* _TEXT PROVIDED_:

Posted by DiTomaso
We base so much of our livelihood on good data, but managing
that data properly is a task in and of itself. In this week’s
Whiteboard Friday, Dana DiTomaso shares why you need to keep your
data clean and some of the top things to watch out for.
Click on the whiteboard image above to open a high resolution
version in a new tab!
Hi. My name is Dana DiTomaso. I am President and partner at
Kick Point. We’re a digital
marketing agency, based in the frozen north of Edmonton, Alberta.
So today I’m going to be talking to you about data hygiene.
What I mean by that is the stuff that we see every single time
we start working with a new client this stuff is always messed up.
Sometimes it’s one of these four things. Sometimes it’s all four,
or sometimes there are extra things. So I’m going to cover this
stuff today in the hopes that perhaps the next time we get a
profile from someone it is not quite as bad, or if you look at
these things and see how bad it is, definitely start sitting down
and cleaning this stuff up.
So what we’re going to start with first are filters. By filters,
I’m talking about analytics here, specifically Google Analytics.
When go you into the admin of Google Analytics, there’s a section
called Filters. There’s a section on the left, which is all the
filters for everything in that account, and then there’s a section
for each view for filters. Filters help you exclude or include
specific traffic based on a set of parameters.
Filter out office, home office, and agency traffic
So usually what we’ll find is one Analytics property for your
website, and it has one view, which is all website data which is
the default that Analytics gives you, but then there are no
filters, which means that you’re not excluding things like office
traffic, your internal people visiting the website, or home office.
If you have a bunch of people who work from home, get their IP
addresses, exclude them from this because you don’t necessarily
want your internal traffic mucking up things like conversions,
especially if you’re doing stuff like checking your own forms.
You haven’t had a lead in a while and maybe you fill out the
form to make sure it’s working. You don’t want that coming in as a
conversion and then screwing up your data, especially if you’re a
low-volume website. If you have a million hits a day, then maybe
this isn’t a problem for you. But if you’re like the rest of us and
don’t necessarily have that much traffic, something like this can
be a big problem in terms of the volume of traffic you see. Then
agency traffic as well.
So agencies, please make sure that you’re filtering out your own
traffic. Again things like your web developer, some contractor you
worked with briefly, really make sure you’re filtering out all that
stuff because you don’t want that polluting your main profile.
Create a test and staging view
The other thing that I recommend is creating what we call a test
and staging view. Usually in our Analytics profiles, we’ll have
three different views. One we call master, and that’s the view that
has all these filters applied to it.
So you’re only seeing the traffic that isn’t you. It’s the
customers, people visiting your website, the real people, not your
office people. Then the second view we call test and staging. So
this is just your staging server, which is really nice. For
example, if you have a different URL for your staging server, which
you should, then you can just include that traffic. Then if you’re
making enhancements to the site or you upgraded your WordPress
instance and you want to make sure that your goals are still firing
correctly, you can do all that and see that it’s working in the
test and staging view without polluting your main view.
Test on a second property
That’s really helpful. Then the third thing is make sure to test
on a second property. This is easy to do with Google Tag Manager.

* _ENTRIES SUPPLIED_:
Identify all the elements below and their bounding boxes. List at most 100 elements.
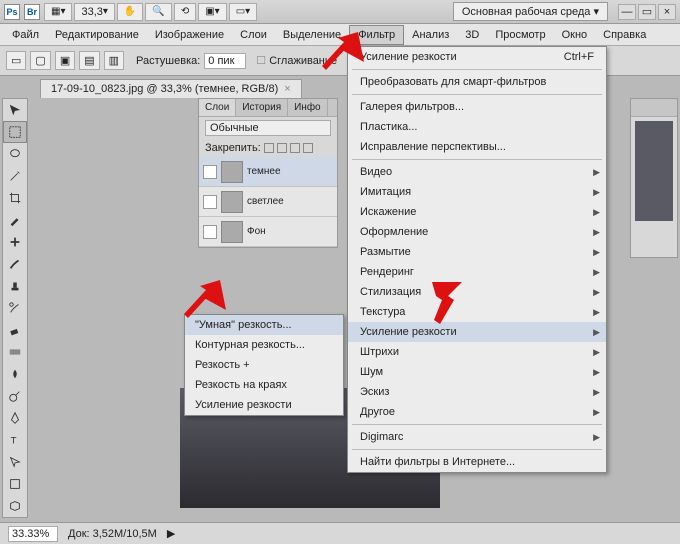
eyedropper-tool-icon[interactable] [3, 209, 27, 231]
zoom-level-dropdown[interactable]: 33,3 ▾ [74, 3, 114, 21]
layer-thumbnail[interactable] [221, 191, 243, 213]
3d-tool-icon[interactable] [3, 495, 27, 517]
hand-tool-icon[interactable]: ✋ [117, 3, 143, 21]
shape-tool-icon[interactable] [3, 473, 27, 495]
menu-help[interactable]: Справка [595, 26, 654, 44]
menu-analysis[interactable]: Анализ [404, 26, 457, 44]
filter-group-blur[interactable]: Размытие▶ [348, 242, 606, 262]
lock-all-icon[interactable] [303, 143, 313, 153]
stamp-tool-icon[interactable] [3, 275, 27, 297]
zoom-tool-icon[interactable]: 🔍 [145, 3, 171, 21]
dodge-tool-icon[interactable] [3, 385, 27, 407]
filter-group-other[interactable]: Другое▶ [348, 402, 606, 422]
visibility-icon[interactable] [203, 225, 217, 239]
submenu-arrow-icon: ▶ [593, 167, 600, 178]
filter-group-render[interactable]: Рендеринг▶ [348, 262, 606, 282]
filter-gallery[interactable]: Галерея фильтров... [348, 97, 606, 117]
menu-3d[interactable]: 3D [457, 26, 487, 44]
filter-last-label: Усиление резкости [360, 51, 457, 63]
type-tool-icon[interactable]: T [3, 429, 27, 451]
submenu-arrow-icon: ▶ [593, 307, 600, 318]
filter-vanishing-point[interactable]: Исправление перспективы... [348, 137, 606, 157]
crop-tool-icon[interactable] [3, 187, 27, 209]
filter-group-pixelate[interactable]: Оформление▶ [348, 222, 606, 242]
filter-group-texture[interactable]: Текстура▶ [348, 302, 606, 322]
visibility-icon[interactable] [203, 195, 217, 209]
menu-window[interactable]: Окно [554, 26, 596, 44]
layer-row[interactable]: Фон [199, 217, 337, 247]
maximize-button[interactable]: ▭ [638, 4, 656, 20]
visibility-icon[interactable] [203, 165, 217, 179]
view-mode-dropdown[interactable]: ▦▾ [44, 3, 72, 21]
lock-transparency-icon[interactable] [264, 143, 274, 153]
filter-group-stylize[interactable]: Стилизация▶ [348, 282, 606, 302]
filter-group-brush-strokes[interactable]: Штрихи▶ [348, 342, 606, 362]
close-button[interactable]: × [658, 4, 676, 20]
document-tab[interactable]: 17-09-10_0823.jpg @ 33,3% (темнее, RGB/8… [40, 79, 302, 98]
blend-mode-select[interactable]: Обычные [205, 120, 331, 136]
submenu-unsharp-mask[interactable]: Контурная резкость... [185, 335, 343, 355]
submenu-arrow-icon: ▶ [593, 387, 600, 398]
marquee-shape-icon[interactable]: ▢ [30, 51, 50, 70]
statusbar-menu-icon[interactable]: ▶ [167, 527, 175, 540]
marquee-sub-icon[interactable]: ▤ [79, 51, 99, 70]
statusbar: Док: 3,52M/10,5M ▶ [0, 522, 680, 544]
navigator-tab[interactable] [631, 99, 677, 117]
filter-convert-smart[interactable]: Преобразовать для смарт-фильтров [348, 72, 606, 92]
navigator-preview[interactable] [635, 121, 673, 221]
brush-tool-icon[interactable] [3, 253, 27, 275]
filter-digimarc[interactable]: Digimarc▶ [348, 427, 606, 447]
menu-file[interactable]: Файл [4, 26, 47, 44]
submenu-sharpen-more[interactable]: Резкость + [185, 355, 343, 375]
tool-preset-icon[interactable]: ▭ [6, 51, 26, 70]
marquee-tool-icon[interactable] [3, 121, 27, 143]
filter-last[interactable]: Усиление резкости Ctrl+F [348, 47, 606, 67]
rotate-view-icon[interactable]: ⟲ [174, 3, 196, 21]
filter-group-distort[interactable]: Искажение▶ [348, 202, 606, 222]
tab-history[interactable]: История [236, 99, 288, 116]
heal-tool-icon[interactable] [3, 231, 27, 253]
move-tool-icon[interactable] [3, 99, 27, 121]
filter-group-noise[interactable]: Шум▶ [348, 362, 606, 382]
gradient-tool-icon[interactable] [3, 341, 27, 363]
filter-liquify[interactable]: Пластика... [348, 117, 606, 137]
path-select-tool-icon[interactable] [3, 451, 27, 473]
menu-layer[interactable]: Слои [232, 26, 275, 44]
lock-position-icon[interactable] [290, 143, 300, 153]
pen-tool-icon[interactable] [3, 407, 27, 429]
feather-input[interactable] [204, 53, 246, 69]
filter-group-artistic[interactable]: Имитация▶ [348, 182, 606, 202]
menu-edit[interactable]: Редактирование [47, 26, 147, 44]
bridge-icon[interactable]: Br [24, 4, 40, 20]
submenu-sharpen-edges[interactable]: Резкость на краях [185, 375, 343, 395]
layer-thumbnail[interactable] [221, 161, 243, 183]
filter-group-sharpen[interactable]: Усиление резкости▶ [348, 322, 606, 342]
layer-row[interactable]: темнее [199, 157, 337, 187]
blur-tool-icon[interactable] [3, 363, 27, 385]
zoom-input[interactable] [8, 526, 58, 542]
history-brush-tool-icon[interactable] [3, 297, 27, 319]
minimize-button[interactable]: — [618, 4, 636, 20]
document-tab-close-icon[interactable]: × [284, 83, 290, 95]
filter-group-sketch[interactable]: Эскиз▶ [348, 382, 606, 402]
layer-thumbnail[interactable] [221, 221, 243, 243]
lock-pixels-icon[interactable] [277, 143, 287, 153]
submenu-sharpen[interactable]: Усиление резкости [185, 395, 343, 415]
filter-browse-online[interactable]: Найти фильтры в Интернете... [348, 452, 606, 472]
menu-view[interactable]: Просмотр [487, 26, 553, 44]
marquee-int-icon[interactable]: ▥ [104, 51, 124, 70]
lock-label: Закрепить: [205, 142, 261, 154]
tab-info[interactable]: Инфо [288, 99, 328, 116]
menu-image[interactable]: Изображение [147, 26, 232, 44]
screen-mode-icon[interactable]: ▭▾ [229, 3, 257, 21]
tab-layers[interactable]: Слои [199, 99, 236, 116]
layers-list: темнее светлее Фон [199, 157, 337, 247]
filter-group-video[interactable]: Видео▶ [348, 162, 606, 182]
workspace-switcher[interactable]: Основная рабочая среда ▾ [453, 2, 608, 21]
arrange-docs-icon[interactable]: ▣▾ [198, 3, 226, 21]
eraser-tool-icon[interactable] [3, 319, 27, 341]
wand-tool-icon[interactable] [3, 165, 27, 187]
marquee-add-icon[interactable]: ▣ [55, 51, 75, 70]
lasso-tool-icon[interactable] [3, 143, 27, 165]
layer-row[interactable]: светлее [199, 187, 337, 217]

* _COMPLETE THE FOLLOWING_:
**a.** From the data hygiene text, reproduce the passage that begins at the words "So today I’m" and stops after the words "this stuff up.".
**b.** Answer these questions using the data hygiene text:
(i) In what city and province is Kick Point based?
(ii) How many views does the speaker say their Analytics profiles usually have?
(iii) Which tool is named as making it easy to test on a second property?

* _TASK-BY-TASK RESULTS_:
**a.**
So today I’m going to be talking to you about data hygiene.
What I mean by that is the stuff that we see every single time
we start working with a new client this stuff is always messed up.
Sometimes it’s one of these four things. Sometimes it’s all four,
or sometimes there are extra things. So I’m going to cover this
stuff today in the hopes that perhaps the next time we get a
profile from someone it is not quite as bad, or if you look at
these things and see how bad it is, definitely start sitting down
and cleaning this stuff up.

**b.**
(i) Edmonton, Alberta
(ii) Three
(iii) Google Tag Manager